### WHAT TO DO
Do these three statements agree with the post about the ElasticSearch cluster stuck in red? For each, answer yes or no and quote the words of the post that decide it.
1. Deleting older indexes and growing the file system brought the cluster status back to green.
2. The writer restarted every ES node in the cluster.
3. After the restart, 16 shards were left unassigned.

### PROVIDED TEXT
Header RSS Feed
 
If you only want to see the articles of a certain category, please click on the desired category below:
ALL Android Backup BSD Database Hacks Hardware Internet Linux Mail MySQL Monitoring Network Personal PHP Proxy Shell Solaris Unix Virtualization VMware Windows Wyse

ElasticSearch cluster stays red, stuck unassigned shards not being assigned
Tuesday - Dec 19th 2017 - by - (0 comments)

Yesterday our ELK's ElasticSearch ran out of disk space and stopped working. After I deleted some older indexes and even grew the file system a bit, the ElasticSearch cluster status still showed red:

ElasticSearch Cluster Red Alert

But why? To make sure all shards are being handled correctly, I restarted one ES node and let it assign and re-index all the indexes. But it got stuck with 16 shards being left unassigned.
That's when I realized something's off and I found these two blog articles which helped me understand what's going on:
- https://thoughts.t37.net/how-to-fix-your-elasticsearch-cluster-stuck-in-initializing-shards-mode-ce196e20ba95
- https://www.datadoghq.com/blog/elasticsearch-unassigned-shards/

I manually verified about such shards being left unassigned:

claudio@tux ~ $ curl -q -s "http://es01.exampe.com:9200/_cat/shards" | egrep "(UNASSIGNED|INIT)"

### RECORD LIST
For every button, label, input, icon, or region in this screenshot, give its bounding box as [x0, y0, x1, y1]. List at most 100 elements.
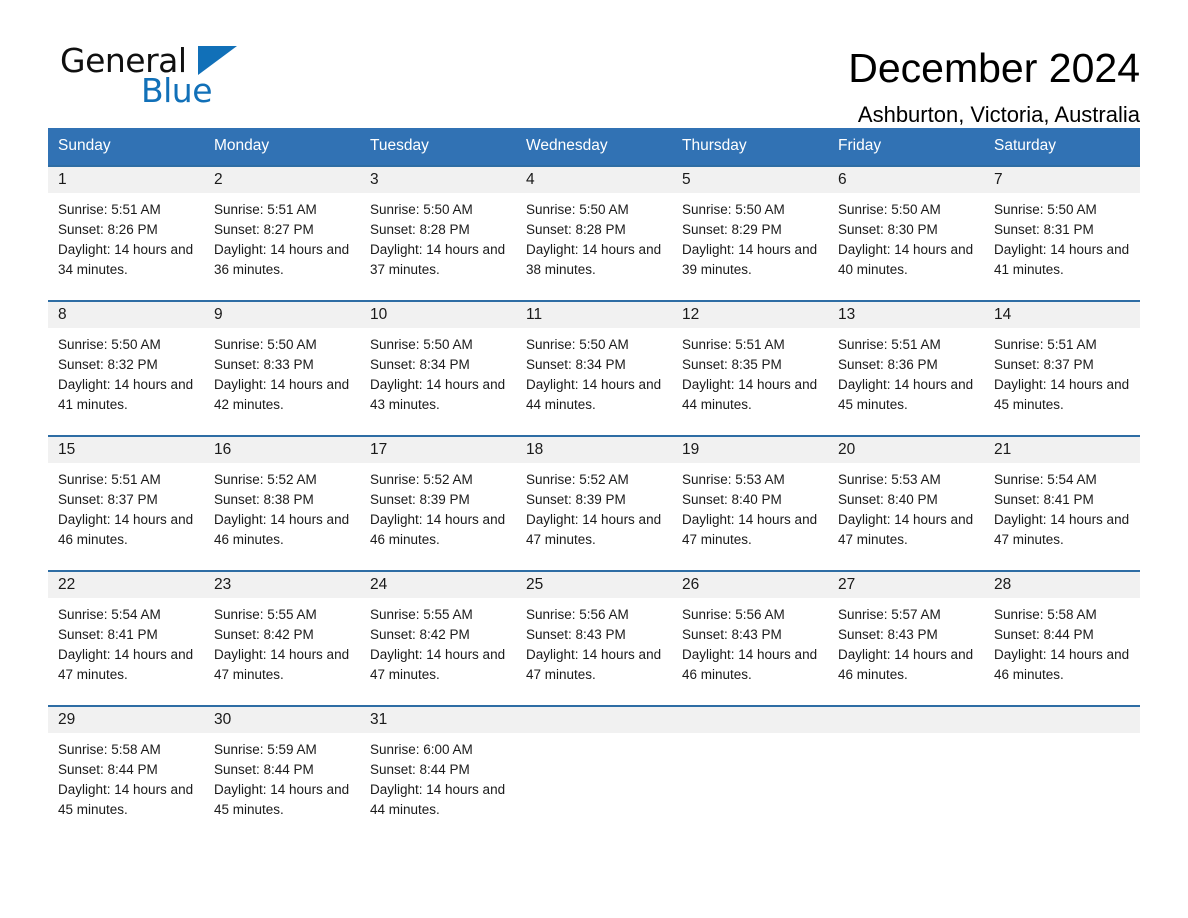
day-cell-body: 20 Sunrise: 5:53 AM Sunset: 8:40 PM Dayligh… — [828, 437, 984, 570]
general-blue-logo[interactable]: General Blue — [48, 42, 278, 114]
calendar-day-cell[interactable]: 5 Sunrise: 5:50 AM Sunset: 8:29 PM Daylight… — [672, 165, 828, 301]
day-cell-body: 12 Sunrise: 5:51 AM Sunset: 8:35 PM Dayligh… — [672, 302, 828, 435]
sunset-text: Sunset: 8:29 PM — [682, 222, 782, 237]
day-details: Sunrise: 5:50 AM Sunset: 8:33 PM Daylight:… — [204, 328, 360, 415]
daylight-text: Daylight: 14 hours and 45 minutes. — [214, 782, 350, 817]
calendar-cell-empty — [516, 705, 672, 827]
day-cell-body: 16 Sunrise: 5:52 AM Sunset: 8:38 PM Dayligh… — [204, 437, 360, 570]
day-number: 3 — [360, 167, 516, 193]
calendar-day-cell[interactable]: 1 Sunrise: 5:51 AM Sunset: 8:26 PM Daylight… — [48, 165, 204, 301]
day-cell-body: 18 Sunrise: 5:52 AM Sunset: 8:39 PM Dayligh… — [516, 437, 672, 570]
sunrise-text: Sunrise: 5:56 AM — [526, 607, 629, 622]
sunset-text: Sunset: 8:26 PM — [58, 222, 158, 237]
day-cell-body: 15 Sunrise: 5:51 AM Sunset: 8:37 PM Dayligh… — [48, 437, 204, 570]
sunset-text: Sunset: 8:33 PM — [214, 357, 314, 372]
calendar-day-cell[interactable]: 17 Sunrise: 5:52 AM Sunset: 8:39 PM Dayligh… — [360, 435, 516, 571]
calendar-day-cell[interactable]: 21 Sunrise: 5:54 AM Sunset: 8:41 PM Dayligh… — [984, 435, 1140, 571]
calendar-day-cell[interactable]: 3 Sunrise: 5:50 AM Sunset: 8:28 PM Daylight… — [360, 165, 516, 301]
sunrise-text: Sunrise: 5:50 AM — [526, 337, 629, 352]
day-cell-body: 6 Sunrise: 5:50 AM Sunset: 8:30 PM Daylight… — [828, 167, 984, 300]
day-details: Sunrise: 5:50 AM Sunset: 8:34 PM Daylight:… — [360, 328, 516, 415]
daylight-text: Daylight: 14 hours and 46 minutes. — [838, 647, 974, 682]
calendar-day-cell[interactable]: 13 Sunrise: 5:51 AM Sunset: 8:36 PM Dayligh… — [828, 300, 984, 436]
day-number: 1 — [48, 167, 204, 193]
sunrise-sunset-calendar: Sunday Monday Tuesday Wednesday Thursday… — [48, 128, 1140, 827]
calendar-cell-empty — [828, 705, 984, 827]
calendar-day-cell[interactable]: 26 Sunrise: 5:56 AM Sunset: 8:43 PM Dayligh… — [672, 570, 828, 706]
daylight-text: Daylight: 14 hours and 38 minutes. — [526, 242, 662, 277]
sunset-text: Sunset: 8:34 PM — [370, 357, 470, 372]
calendar-day-cell[interactable]: 4 Sunrise: 5:50 AM Sunset: 8:28 PM Daylight… — [516, 165, 672, 301]
logo-word-blue: Blue — [141, 71, 213, 110]
calendar-day-cell[interactable]: 8 Sunrise: 5:50 AM Sunset: 8:32 PM Daylight… — [48, 300, 204, 436]
day-details: Sunrise: 5:50 AM Sunset: 8:28 PM Daylight:… — [516, 193, 672, 280]
calendar-day-cell[interactable]: 25 Sunrise: 5:56 AM Sunset: 8:43 PM Dayligh… — [516, 570, 672, 706]
day-number: 4 — [516, 167, 672, 193]
day-details: Sunrise: 5:56 AM Sunset: 8:43 PM Daylight:… — [516, 598, 672, 685]
day-details: Sunrise: 5:51 AM Sunset: 8:37 PM Daylight:… — [984, 328, 1140, 415]
calendar-day-cell[interactable]: 10 Sunrise: 5:50 AM Sunset: 8:34 PM Dayligh… — [360, 300, 516, 436]
calendar-day-cell[interactable]: 19 Sunrise: 5:53 AM Sunset: 8:40 PM Dayligh… — [672, 435, 828, 571]
sunrise-text: Sunrise: 5:51 AM — [58, 472, 161, 487]
calendar-day-cell[interactable]: 14 Sunrise: 5:51 AM Sunset: 8:37 PM Dayligh… — [984, 300, 1140, 436]
day-number: 2 — [204, 167, 360, 193]
calendar-day-cell[interactable]: 6 Sunrise: 5:50 AM Sunset: 8:30 PM Daylight… — [828, 165, 984, 301]
sunrise-text: Sunrise: 5:51 AM — [994, 337, 1097, 352]
daylight-text: Daylight: 14 hours and 45 minutes. — [838, 377, 974, 412]
daylight-text: Daylight: 14 hours and 45 minutes. — [994, 377, 1130, 412]
calendar-day-cell[interactable]: 20 Sunrise: 5:53 AM Sunset: 8:40 PM Dayligh… — [828, 435, 984, 571]
daylight-text: Daylight: 14 hours and 46 minutes. — [370, 512, 506, 547]
calendar-day-cell[interactable]: 15 Sunrise: 5:51 AM Sunset: 8:37 PM Dayligh… — [48, 435, 204, 571]
day-cell-body: 22 Sunrise: 5:54 AM Sunset: 8:41 PM Dayligh… — [48, 572, 204, 705]
day-details: Sunrise: 5:54 AM Sunset: 8:41 PM Daylight:… — [984, 463, 1140, 550]
location-subtitle: Ashburton, Victoria, Australia — [857, 102, 1140, 127]
day-number: 7 — [984, 167, 1140, 193]
sunrise-text: Sunrise: 6:00 AM — [370, 742, 473, 757]
day-details: Sunrise: 5:53 AM Sunset: 8:40 PM Daylight:… — [672, 463, 828, 550]
weekday-header-wednesday: Wednesday — [516, 128, 672, 166]
calendar-day-cell[interactable]: 2 Sunrise: 5:51 AM Sunset: 8:27 PM Daylight… — [204, 165, 360, 301]
day-details: Sunrise: 5:55 AM Sunset: 8:42 PM Daylight:… — [204, 598, 360, 685]
weekday-header-friday: Friday — [828, 128, 984, 166]
daylight-text: Daylight: 14 hours and 44 minutes. — [682, 377, 818, 412]
calendar-day-cell[interactable]: 23 Sunrise: 5:55 AM Sunset: 8:42 PM Dayligh… — [204, 570, 360, 706]
day-number: 12 — [672, 302, 828, 328]
calendar-day-cell[interactable]: 30 Sunrise: 5:59 AM Sunset: 8:44 PM Dayligh… — [204, 705, 360, 827]
calendar-day-cell[interactable]: 9 Sunrise: 5:50 AM Sunset: 8:33 PM Daylight… — [204, 300, 360, 436]
day-cell-body: 28 Sunrise: 5:58 AM Sunset: 8:44 PM Dayligh… — [984, 572, 1140, 705]
day-details: Sunrise: 5:57 AM Sunset: 8:43 PM Daylight:… — [828, 598, 984, 685]
sunrise-text: Sunrise: 5:55 AM — [214, 607, 317, 622]
day-cell-body: 19 Sunrise: 5:53 AM Sunset: 8:40 PM Dayligh… — [672, 437, 828, 570]
daylight-text: Daylight: 14 hours and 46 minutes. — [58, 512, 194, 547]
daylight-text: Daylight: 14 hours and 41 minutes. — [994, 242, 1130, 277]
sunset-text: Sunset: 8:44 PM — [370, 762, 470, 777]
day-cell-body: 26 Sunrise: 5:56 AM Sunset: 8:43 PM Dayligh… — [672, 572, 828, 705]
calendar-day-cell[interactable]: 24 Sunrise: 5:55 AM Sunset: 8:42 PM Dayligh… — [360, 570, 516, 706]
daylight-text: Daylight: 14 hours and 40 minutes. — [838, 242, 974, 277]
day-details — [516, 733, 672, 740]
calendar-day-cell[interactable]: 18 Sunrise: 5:52 AM Sunset: 8:39 PM Dayligh… — [516, 435, 672, 571]
sunset-text: Sunset: 8:34 PM — [526, 357, 626, 372]
day-details: Sunrise: 5:50 AM Sunset: 8:34 PM Daylight:… — [516, 328, 672, 415]
daylight-text: Daylight: 14 hours and 42 minutes. — [214, 377, 350, 412]
sunrise-text: Sunrise: 5:58 AM — [58, 742, 161, 757]
day-number: 15 — [48, 437, 204, 463]
calendar-day-cell[interactable]: 16 Sunrise: 5:52 AM Sunset: 8:38 PM Dayligh… — [204, 435, 360, 571]
calendar-day-cell[interactable]: 29 Sunrise: 5:58 AM Sunset: 8:44 PM Dayligh… — [48, 705, 204, 827]
day-cell-body: 27 Sunrise: 5:57 AM Sunset: 8:43 PM Dayligh… — [828, 572, 984, 705]
calendar-day-cell[interactable]: 12 Sunrise: 5:51 AM Sunset: 8:35 PM Dayligh… — [672, 300, 828, 436]
calendar-day-cell[interactable]: 27 Sunrise: 5:57 AM Sunset: 8:43 PM Dayligh… — [828, 570, 984, 706]
day-details — [672, 733, 828, 740]
calendar-header-row: Sunday Monday Tuesday Wednesday Thursday… — [48, 128, 1140, 166]
day-number: 29 — [48, 707, 204, 733]
calendar-day-cell[interactable]: 31 Sunrise: 6:00 AM Sunset: 8:44 PM Dayligh… — [360, 705, 516, 827]
calendar-day-cell[interactable]: 22 Sunrise: 5:54 AM Sunset: 8:41 PM Dayligh… — [48, 570, 204, 706]
calendar-day-cell[interactable]: 28 Sunrise: 5:58 AM Sunset: 8:44 PM Dayligh… — [984, 570, 1140, 706]
daylight-text: Daylight: 14 hours and 46 minutes. — [682, 647, 818, 682]
day-cell-body — [672, 707, 828, 827]
calendar-day-cell[interactable]: 11 Sunrise: 5:50 AM Sunset: 8:34 PM Dayligh… — [516, 300, 672, 436]
calendar-day-cell[interactable]: 7 Sunrise: 5:50 AM Sunset: 8:31 PM Daylight… — [984, 165, 1140, 301]
day-number: 9 — [204, 302, 360, 328]
calendar-week-row: 15 Sunrise: 5:51 AM Sunset: 8:37 PM Dayligh… — [48, 435, 1140, 571]
day-details: Sunrise: 5:59 AM Sunset: 8:44 PM Daylight:… — [204, 733, 360, 820]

### OUTPUT
1. No: "the ElasticSearch cluster status still showed red"
2. No: "I restarted one ES node"
3. Yes: "But it got stuck with 16 shards being left unassigned."